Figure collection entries
+--

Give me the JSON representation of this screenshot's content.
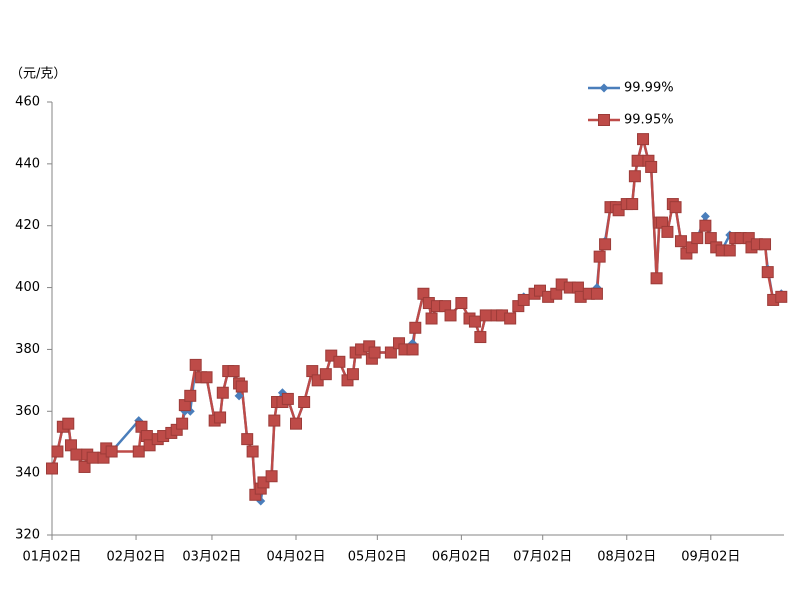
{
  "chart_data": {
    "type": "line",
    "y_label": "（元/克）",
    "x": [
      0,
      2,
      4,
      6,
      7,
      9,
      12,
      13,
      15,
      19,
      20,
      22,
      32,
      33,
      35,
      36,
      39,
      41,
      44,
      46,
      48,
      49,
      51,
      53,
      55,
      57,
      60,
      62,
      63,
      65,
      67,
      69,
      70,
      72,
      74,
      75,
      77,
      78,
      81,
      82,
      83,
      85,
      87,
      90,
      93,
      96,
      98,
      101,
      103,
      106,
      109,
      111,
      112,
      114,
      117,
      118,
      119,
      125,
      128,
      130,
      133,
      134,
      137,
      139,
      140,
      142,
      145,
      147,
      151,
      154,
      156,
      158,
      160,
      164,
      166,
      169,
      172,
      174,
      178,
      180,
      183,
      186,
      188,
      191,
      194,
      195,
      198,
      201,
      202,
      204,
      206,
      208,
      209,
      212,
      214,
      215,
      216,
      218,
      220,
      221,
      223,
      224,
      225,
      227,
      229,
      230,
      232,
      234,
      236,
      238,
      241,
      243,
      245,
      247,
      250,
      252,
      254,
      257,
      258,
      260,
      263,
      264,
      266,
      269
    ],
    "series": [
      {
        "name": "99.99%",
        "color": "#4a7ebb",
        "marker": "diamond",
        "values": [
          341.5,
          347,
          355,
          356,
          349,
          346,
          342,
          346,
          345,
          345,
          348,
          347,
          357,
          355,
          352,
          349,
          351,
          352,
          353,
          354,
          356,
          360,
          360,
          375,
          371,
          371,
          357,
          358,
          366,
          373,
          373,
          365,
          368,
          351,
          347,
          333,
          331,
          337,
          339,
          357,
          363,
          366,
          364,
          356,
          363,
          373,
          370,
          372,
          378,
          376,
          370,
          372,
          379,
          380,
          381,
          377,
          379,
          379,
          382,
          380,
          382,
          387,
          398,
          395,
          390,
          394,
          394,
          391,
          395,
          390,
          389,
          384,
          391,
          391,
          391,
          390,
          394,
          397,
          398,
          399,
          397,
          398,
          401,
          400,
          400,
          397,
          398,
          400,
          410,
          415,
          426,
          426,
          425,
          427,
          427,
          436,
          441,
          448,
          441,
          439,
          403,
          421,
          421,
          418,
          427,
          426,
          415,
          411,
          413,
          416,
          423,
          416,
          413,
          412,
          417,
          416,
          416,
          416,
          413,
          414,
          414,
          406,
          396,
          398
        ]
      },
      {
        "name": "99.95%",
        "color": "#be4b48",
        "marker": "square",
        "values": [
          341.5,
          347,
          355,
          356,
          349,
          346,
          342,
          346,
          345,
          345,
          348,
          347,
          347,
          355,
          352,
          349,
          351,
          352,
          353,
          354,
          356,
          362,
          365,
          375,
          371,
          371,
          357,
          358,
          366,
          373,
          373,
          369,
          368,
          351,
          347,
          333,
          335,
          337,
          339,
          357,
          363,
          363,
          364,
          356,
          363,
          373,
          370,
          372,
          378,
          376,
          370,
          372,
          379,
          380,
          381,
          377,
          379,
          379,
          382,
          380,
          380,
          387,
          398,
          395,
          390,
          394,
          394,
          391,
          395,
          390,
          389,
          384,
          391,
          391,
          391,
          390,
          394,
          396,
          398,
          399,
          397,
          398,
          401,
          400,
          400,
          397,
          398,
          398,
          410,
          414,
          426,
          426,
          425,
          427,
          427,
          436,
          441,
          448,
          441,
          439,
          403,
          421,
          421,
          418,
          427,
          426,
          415,
          411,
          413,
          416,
          420,
          416,
          413,
          412,
          412,
          416,
          416,
          416,
          413,
          414,
          414,
          405,
          396,
          397
        ]
      }
    ],
    "xlim": [
      0,
      270
    ],
    "xticks": [
      {
        "value": 0,
        "label": "01月02日"
      },
      {
        "value": 31,
        "label": "02月02日"
      },
      {
        "value": 59,
        "label": "03月02日"
      },
      {
        "value": 90,
        "label": "04月02日"
      },
      {
        "value": 120,
        "label": "05月02日"
      },
      {
        "value": 151,
        "label": "06月02日"
      },
      {
        "value": 181,
        "label": "07月02日"
      },
      {
        "value": 212,
        "label": "08月02日"
      },
      {
        "value": 243,
        "label": "09月02日"
      }
    ],
    "ylim": [
      320,
      460
    ],
    "yticks": [
      320,
      340,
      360,
      380,
      400,
      420,
      440,
      460
    ],
    "grid": false,
    "legend": "top-right"
  }
}
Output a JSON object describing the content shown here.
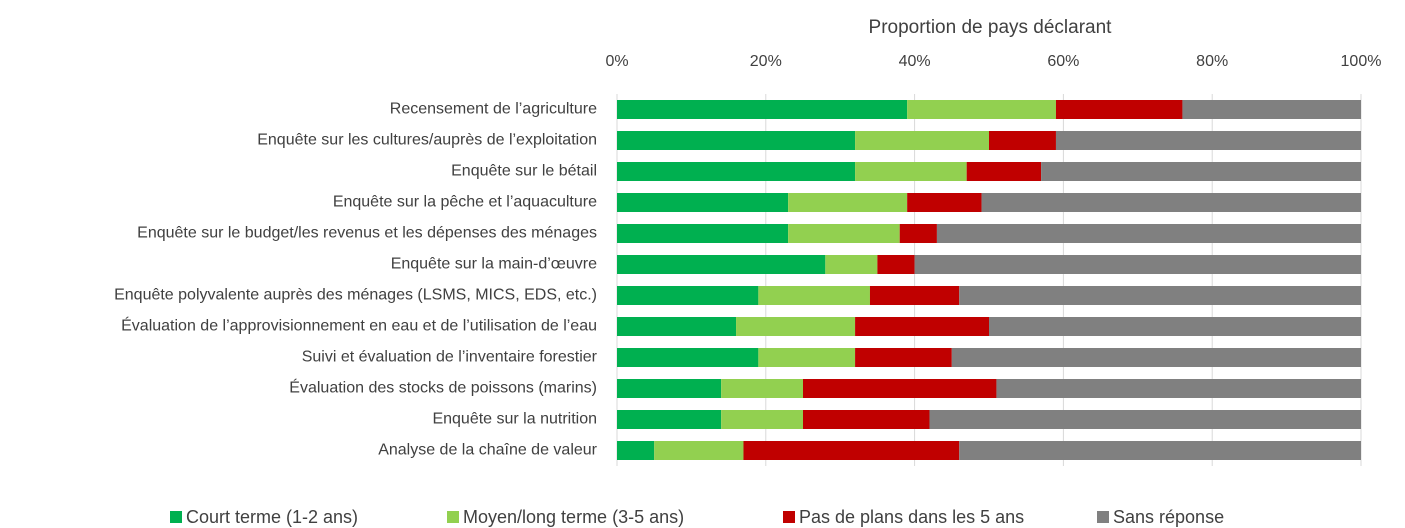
{
  "chart_data": {
    "type": "stacked_bar_horizontal",
    "xlabel": "Proportion de pays déclarant",
    "categories": [
      "Recensement de l’agriculture",
      "Enquête sur les cultures/auprès de l’exploitation",
      "Enquête sur le bétail",
      "Enquête sur la pêche et l’aquaculture",
      "Enquête sur le budget/les revenus et les dépenses des ménages",
      "Enquête sur la main-d’œuvre",
      "Enquête polyvalente auprès des ménages (LSMS, MICS, EDS, etc.)",
      "Évaluation de l’approvisionnement en eau et de l’utilisation de l’eau",
      "Suivi et évaluation de l’inventaire forestier",
      "Évaluation des stocks de poissons (marins)",
      "Enquête sur la nutrition",
      "Analyse de la chaîne de valeur"
    ],
    "series": [
      {
        "name": "Court terme (1-2 ans)",
        "color": "#00b050",
        "values": [
          39,
          32,
          32,
          23,
          23,
          28,
          19,
          16,
          19,
          14,
          14,
          5
        ]
      },
      {
        "name": "Moyen/long terme (3-5 ans)",
        "color": "#92d050",
        "values": [
          20,
          18,
          15,
          16,
          15,
          7,
          15,
          16,
          13,
          11,
          11,
          12
        ]
      },
      {
        "name": "Pas de plans dans les 5 ans",
        "color": "#c00000",
        "values": [
          17,
          9,
          10,
          10,
          5,
          5,
          12,
          18,
          13,
          26,
          17,
          29
        ]
      },
      {
        "name": "Sans réponse",
        "color": "#808080",
        "values": [
          24,
          41,
          43,
          51,
          57,
          60,
          54,
          50,
          55,
          49,
          58,
          54
        ]
      }
    ],
    "xlim": [
      0,
      100
    ],
    "xticks": [
      {
        "value": 0,
        "label": "0%"
      },
      {
        "value": 20,
        "label": "20%"
      },
      {
        "value": 40,
        "label": "40%"
      },
      {
        "value": 60,
        "label": "60%"
      },
      {
        "value": 80,
        "label": "80%"
      },
      {
        "value": 100,
        "label": "100%"
      }
    ],
    "grid": true,
    "legend": "bottom"
  }
}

+--

Copy each line above precisely, dropping the pictures.

Response to the task:
Give me the JSON representation of this screenshot's content.
{
  "chart_data": {
    "type": "line",
    "y_label": "（元/克）",
    "x": [
      0,
      2,
      4,
      6,
      7,
      9,
      12,
      13,
      15,
      19,
      20,
      22,
      32,
      33,
      35,
      36,
      39,
      41,
      44,
      46,
      48,
      49,
      51,
      53,
      55,
      57,
      60,
      62,
      63,
      65,
      67,
      69,
      70,
      72,
      74,
      75,
      77,
      78,
      81,
      82,
      83,
      85,
      87,
      90,
      93,
      96,
      98,
      101,
      103,
      106,
      109,
      111,
      112,
      114,
      117,
      118,
      119,
      125,
      128,
      130,
      133,
      134,
      137,
      139,
      140,
      142,
      145,
      147,
      151,
      154,
      156,
      158,
      160,
      164,
      166,
      169,
      172,
      174,
      178,
      180,
      183,
      186,
      188,
      191,
      194,
      195,
      198,
      201,
      202,
      204,
      206,
      208,
      209,
      212,
      214,
      215,
      216,
      218,
      220,
      221,
      223,
      224,
      225,
      227,
      229,
      230,
      232,
      234,
      236,
      238,
      241,
      243,
      245,
      247,
      250,
      252,
      254,
      257,
      258,
      260,
      263,
      264,
      266,
      269
    ],
    "series": [
      {
        "name": "99.99%",
        "color": "#4a7ebb",
        "marker": "diamond",
        "values": [
          341.5,
          347,
          355,
          356,
          349,
          346,
          342,
          346,
          345,
          345,
          348,
          347,
          357,
          355,
          352,
          349,
          351,
          352,
          353,
          354,
          356,
          360,
          360,
          375,
          371,
          371,
          357,
          358,
          366,
          373,
          373,
          365,
          368,
          351,
          347,
          333,
          331,
          337,
          339,
          357,
          363,
          366,
          364,
          356,
          363,
          373,
          370,
          372,
          378,
          376,
          370,
          372,
          379,
          380,
          381,
          377,
          379,
          379,
          382,
          380,
          382,
          387,
          398,
          395,
          390,
          394,
          394,
          391,
          395,
          390,
          389,
          384,
          391,
          391,
          391,
          390,
          394,
          397,
          398,
          399,
          397,
          398,
          401,
          400,
          400,
          397,
          398,
          400,
          410,
          415,
          426,
          426,
          425,
          427,
          427,
          436,
          441,
          448,
          441,
          439,
          403,
          421,
          421,
          418,
          427,
          426,
          415,
          411,
          413,
          416,
          423,
          416,
          413,
          412,
          417,
          416,
          416,
          416,
          413,
          414,
          414,
          406,
          396,
          398
        ]
      },
      {
        "name": "99.95%",
        "color": "#be4b48",
        "marker": "square",
        "values": [
          341.5,
          347,
          355,
          356,
          349,
          346,
          342,
          346,
          345,
          345,
          348,
          347,
          347,
          355,
          352,
          349,
          351,
          352,
          353,
          354,
          356,
          362,
          365,
          375,
          371,
          371,
          357,
          358,
          366,
          373,
          373,
          369,
          368,
          351,
          347,
          333,
          335,
          337,
          339,
          357,
          363,
          363,
          364,
          356,
          363,
          373,
          370,
          372,
          378,
          376,
          370,
          372,
          379,
          380,
          381,
          377,
          379,
          379,
          382,
          380,
          380,
          387,
          398,
          395,
          390,
          394,
          394,
          391,
          395,
          390,
          389,
          384,
          391,
          391,
          391,
          390,
          394,
          396,
          398,
          399,
          397,
          398,
          401,
          400,
          400,
          397,
          398,
          398,
          410,
          414,
          426,
          426,
          425,
          427,
          427,
          436,
          441,
          448,
          441,
          439,
          403,
          421,
          421,
          418,
          427,
          426,
          415,
          411,
          413,
          416,
          420,
          416,
          413,
          412,
          412,
          416,
          416,
          416,
          413,
          414,
          414,
          405,
          396,
          397
        ]
      }
    ],
    "xlim": [
      0,
      270
    ],
    "xticks": [
      {
        "value": 0,
        "label": "01月02日"
      },
      {
        "value": 31,
        "label": "02月02日"
      },
      {
        "value": 59,
        "label": "03月02日"
      },
      {
        "value": 90,
        "label": "04月02日"
      },
      {
        "value": 120,
        "label": "05月02日"
      },
      {
        "value": 151,
        "label": "06月02日"
      },
      {
        "value": 181,
        "label": "07月02日"
      },
      {
        "value": 212,
        "label": "08月02日"
      },
      {
        "value": 243,
        "label": "09月02日"
      }
    ],
    "ylim": [
      320,
      460
    ],
    "yticks": [
      320,
      340,
      360,
      380,
      400,
      420,
      440,
      460
    ],
    "grid": false,
    "legend": "top-right"
  }
}
Output a JSON object describing the content shown here.
{
  "chart_data": {
    "type": "stacked_bar_horizontal",
    "xlabel": "Proportion de pays déclarant",
    "categories": [
      "Recensement de l’agriculture",
      "Enquête sur les cultures/auprès de l’exploitation",
      "Enquête sur le bétail",
      "Enquête sur la pêche et l’aquaculture",
      "Enquête sur le budget/les revenus et les dépenses des ménages",
      "Enquête sur la main-d’œuvre",
      "Enquête polyvalente auprès des ménages (LSMS, MICS, EDS, etc.)",
      "Évaluation de l’approvisionnement en eau et de l’utilisation de l’eau",
      "Suivi et évaluation de l’inventaire forestier",
      "Évaluation des stocks de poissons (marins)",
      "Enquête sur la nutrition",
      "Analyse de la chaîne de valeur"
    ],
    "series": [
      {
        "name": "Court terme (1-2 ans)",
        "color": "#00b050",
        "values": [
          39,
          32,
          32,
          23,
          23,
          28,
          19,
          16,
          19,
          14,
          14,
          5
        ]
      },
      {
        "name": "Moyen/long terme (3-5 ans)",
        "color": "#92d050",
        "values": [
          20,
          18,
          15,
          16,
          15,
          7,
          15,
          16,
          13,
          11,
          11,
          12
        ]
      },
      {
        "name": "Pas de plans dans les 5 ans",
        "color": "#c00000",
        "values": [
          17,
          9,
          10,
          10,
          5,
          5,
          12,
          18,
          13,
          26,
          17,
          29
        ]
      },
      {
        "name": "Sans réponse",
        "color": "#808080",
        "values": [
          24,
          41,
          43,
          51,
          57,
          60,
          54,
          50,
          55,
          49,
          58,
          54
        ]
      }
    ],
    "xlim": [
      0,
      100
    ],
    "xticks": [
      {
        "value": 0,
        "label": "0%"
      },
      {
        "value": 20,
        "label": "20%"
      },
      {
        "value": 40,
        "label": "40%"
      },
      {
        "value": 60,
        "label": "60%"
      },
      {
        "value": 80,
        "label": "80%"
      },
      {
        "value": 100,
        "label": "100%"
      }
    ],
    "grid": true,
    "legend": "bottom"
  }
}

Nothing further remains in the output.